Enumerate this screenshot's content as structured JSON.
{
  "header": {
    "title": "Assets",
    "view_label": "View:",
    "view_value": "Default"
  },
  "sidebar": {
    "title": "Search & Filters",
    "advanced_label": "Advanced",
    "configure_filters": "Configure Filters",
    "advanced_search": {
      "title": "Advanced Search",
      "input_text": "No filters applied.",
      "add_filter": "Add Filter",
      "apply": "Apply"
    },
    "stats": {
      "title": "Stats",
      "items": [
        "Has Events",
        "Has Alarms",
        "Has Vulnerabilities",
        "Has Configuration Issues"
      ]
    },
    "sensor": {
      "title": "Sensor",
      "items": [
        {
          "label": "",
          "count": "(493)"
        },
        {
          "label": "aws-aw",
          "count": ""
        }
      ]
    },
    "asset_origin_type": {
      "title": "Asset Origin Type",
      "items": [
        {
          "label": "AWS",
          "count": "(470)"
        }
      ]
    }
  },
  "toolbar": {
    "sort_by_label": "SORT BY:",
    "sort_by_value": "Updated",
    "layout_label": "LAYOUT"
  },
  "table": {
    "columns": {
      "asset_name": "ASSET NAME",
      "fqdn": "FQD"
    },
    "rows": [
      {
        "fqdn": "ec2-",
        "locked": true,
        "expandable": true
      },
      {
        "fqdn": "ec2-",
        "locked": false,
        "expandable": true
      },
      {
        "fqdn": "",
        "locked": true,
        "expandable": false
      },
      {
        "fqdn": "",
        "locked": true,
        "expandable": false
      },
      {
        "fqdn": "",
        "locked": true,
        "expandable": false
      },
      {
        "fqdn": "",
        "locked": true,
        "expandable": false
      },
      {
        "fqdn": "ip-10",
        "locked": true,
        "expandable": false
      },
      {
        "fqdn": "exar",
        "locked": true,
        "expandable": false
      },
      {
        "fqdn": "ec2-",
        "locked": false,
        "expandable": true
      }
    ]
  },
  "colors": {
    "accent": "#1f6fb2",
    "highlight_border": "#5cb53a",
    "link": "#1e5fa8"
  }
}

§ §

Exercise objective:
Your task is to quote the listing above word for word.

Result of the exercise:
Enumerate this screenshot's content as structured JSON.
{
  "header": {
    "title": "Assets",
    "view_label": "View:",
    "view_value": "Default"
  },
  "sidebar": {
    "title": "Search & Filters",
    "advanced_label": "Advanced",
    "configure_filters": "Configure Filters",
    "advanced_search": {
      "title": "Advanced Search",
      "input_text": "No filters applied.",
      "add_filter": "Add Filter",
      "apply": "Apply"
    },
    "stats": {
      "title": "Stats",
      "items": [
        "Has Events",
        "Has Alarms",
        "Has Vulnerabilities",
        "Has Configuration Issues"
      ]
    },
    "sensor": {
      "title": "Sensor",
      "items": [
        {
          "label": "",
          "count": "(493)"
        },
        {
          "label": "aws-aw",
          "count": ""
        }
      ]
    },
    "asset_origin_type": {
      "title": "Asset Origin Type",
      "items": [
        {
          "label": "AWS",
          "count": "(470)"
        }
      ]
    }
  },
  "toolbar": {
    "sort_by_label": "SORT BY:",
    "sort_by_value": "Updated",
    "layout_label": "LAYOUT"
  },
  "table": {
    "columns": {
      "asset_name": "ASSET NAME",
      "fqdn": "FQD"
    },
    "rows": [
      {
        "fqdn": "ec2-",
        "locked": true,
        "expandable": true
      },
      {
        "fqdn": "ec2-",
        "locked": false,
        "expandable": true
      },
      {
        "fqdn": "",
        "locked": true,
        "expandable": false
      },
      {
        "fqdn": "",
        "locked": true,
        "expandable": false
      },
      {
        "fqdn": "",
        "locked": true,
        "expandable": false
      },
      {
        "fqdn": "",
        "locked": true,
        "expandable": false
      },
      {
        "fqdn": "ip-10",
        "locked": true,
        "expandable": false
      },
      {
        "fqdn": "exar",
        "locked": true,
        "expandable": false
      },
      {
        "fqdn": "ec2-",
        "locked": false,
        "expandable": true
      }
    ]
  },
  "colors": {
    "accent": "#1f6fb2",
    "highlight_border": "#5cb53a",
    "link": "#1e5fa8"
  }
}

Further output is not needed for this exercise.